» **WHAT TO WORK ON**: Copy the records below exactly, leaving out any pictures.
======== DATA SHOWN ========
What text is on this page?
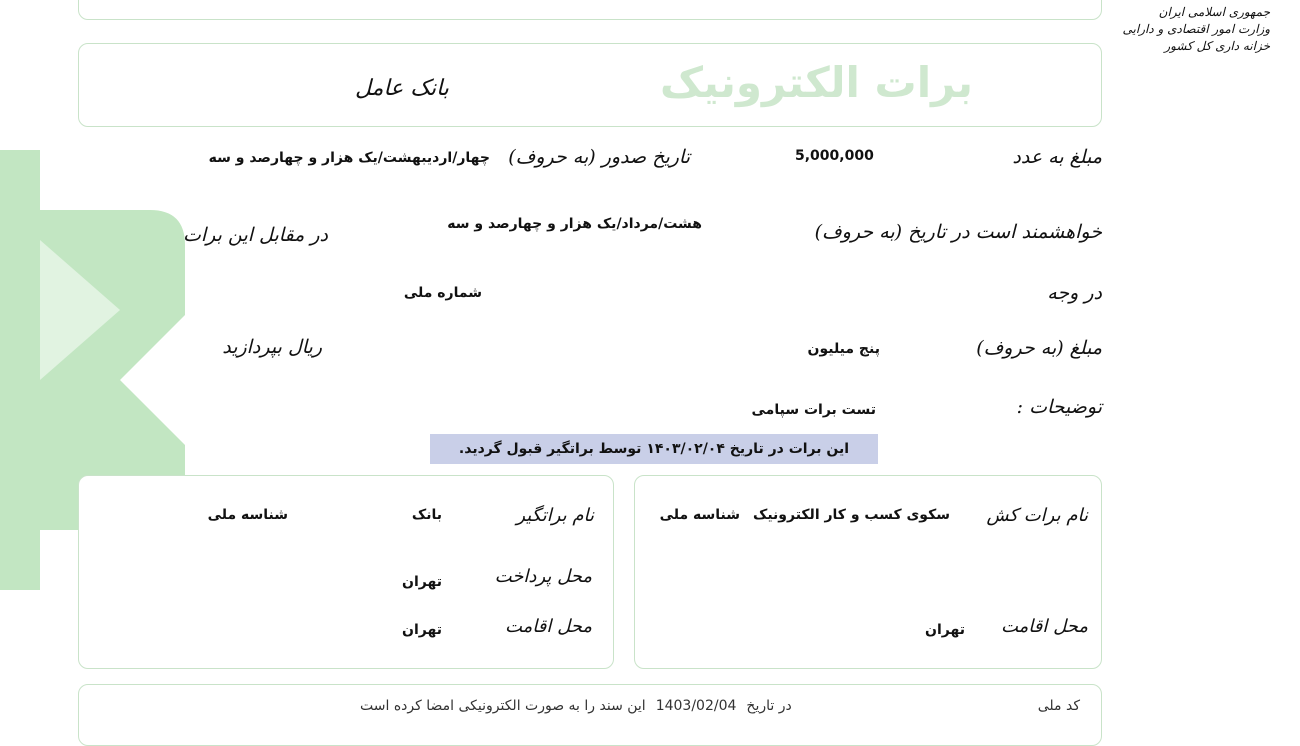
جمهوری اسلامی ایران
وزارت امور اقتصادی و دارایی
خزانه داری کل کشور
برات الکترونیک
بانک عامل
مبلغ به عدد
5,000,000
تاریخ صدور (به حروف)
چهار/اردیبهشت/یک هزار و چهارصد و سه
خواهشمند است در تاریخ (به حروف)
هشت/مرداد/یک هزار و چهارصد و سه
در مقابل این برات
در وجه
شماره ملی
مبلغ (به حروف)
پنج میلیون
ریال بپردازید
توضیحات :
تست برات سپامی
این برات در تاریخ ۱۴۰۳/۰۲/۰۴ توسط براتگیر قبول گردید.
نام برات کش
سکوی کسب و کار الکترونیک
شناسه ملی
محل اقامت
تهران
نام براتگیر
بانک
شناسه ملی
محل پرداخت
تهران
محل اقامت
تهران
کد ملی
در تاریخ
1403/02/04
این سند را به صورت الکترونیکی امضا کرده است
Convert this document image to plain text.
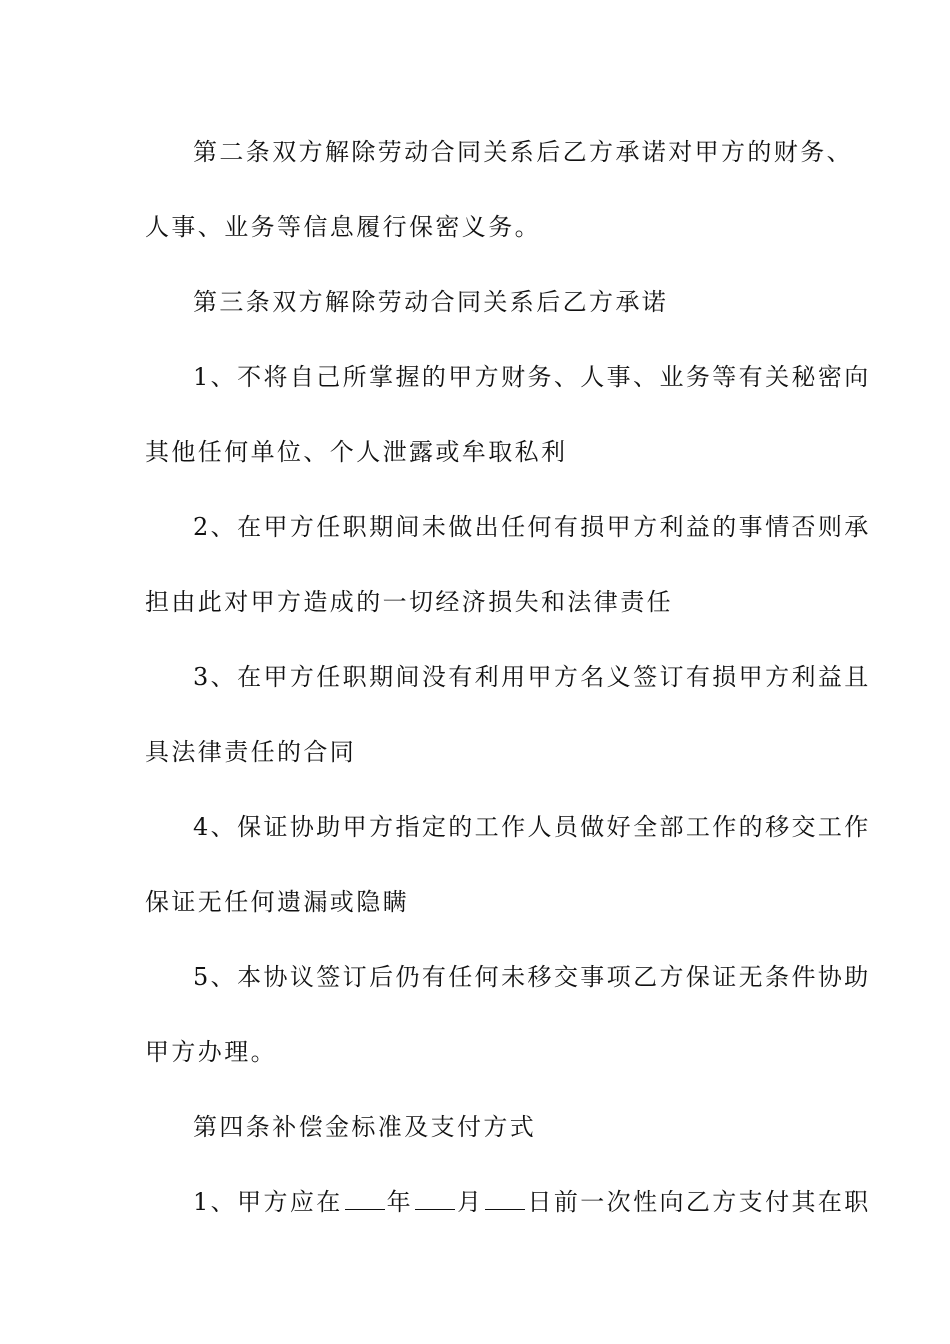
第二条双方解除劳动合同关系后乙方承诺对甲方的财务、
人事、业务等信息履行保密义务。
第三条双方解除劳动合同关系后乙方承诺
1、不将自己所掌握的甲方财务、人事、业务等有关秘密向
其他任何单位、个人泄露或牟取私利
2、在甲方任职期间未做出任何有损甲方利益的事情否则承
担由此对甲方造成的一切经济损失和法律责任
3、在甲方任职期间没有利用甲方名义签订有损甲方利益且
具法律责任的合同
4、保证协助甲方指定的工作人员做好全部工作的移交工作
保证无任何遗漏或隐瞒
5、本协议签订后仍有任何未移交事项乙方保证无条件协助
甲方办理。
第四条补偿金标准及支付方式
1、甲方应在 年 月 日前一次性向乙方支付其在职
========
» **FINISHED TASK**:
What text is on this page?
جمهوری اسلامی ایران
وزارت امور اقتصادی و دارایی
خزانه داری کل کشور
برات الکترونیک
بانک عامل
مبلغ به عدد
5,000,000
تاریخ صدور (به حروف)
چهار/اردیبهشت/یک هزار و چهارصد و سه
خواهشمند است در تاریخ (به حروف)
هشت/مرداد/یک هزار و چهارصد و سه
در مقابل این برات
در وجه
شماره ملی
مبلغ (به حروف)
پنج میلیون
ریال بپردازید
توضیحات :
تست برات سپامی
این برات در تاریخ ۱۴۰۳/۰۲/۰۴ توسط براتگیر قبول گردید.
نام برات کش
سکوی کسب و کار الکترونیک
شناسه ملی
محل اقامت
تهران
نام براتگیر
بانک
شناسه ملی
محل پرداخت
تهران
محل اقامت
تهران
کد ملی
در تاریخ
1403/02/04
این سند را به صورت الکترونیکی امضا کرده است
Convert this document image to plain text.
第二条双方解除劳动合同关系后乙方承诺对甲方的财务、
人事、业务等信息履行保密义务。
第三条双方解除劳动合同关系后乙方承诺
1、不将自己所掌握的甲方财务、人事、业务等有关秘密向
其他任何单位、个人泄露或牟取私利
2、在甲方任职期间未做出任何有损甲方利益的事情否则承
担由此对甲方造成的一切经济损失和法律责任
3、在甲方任职期间没有利用甲方名义签订有损甲方利益且
具法律责任的合同
4、保证协助甲方指定的工作人员做好全部工作的移交工作
保证无任何遗漏或隐瞒
5、本协议签订后仍有任何未移交事项乙方保证无条件协助
甲方办理。
第四条补偿金标准及支付方式
1、甲方应在 年 月 日前一次性向乙方支付其在职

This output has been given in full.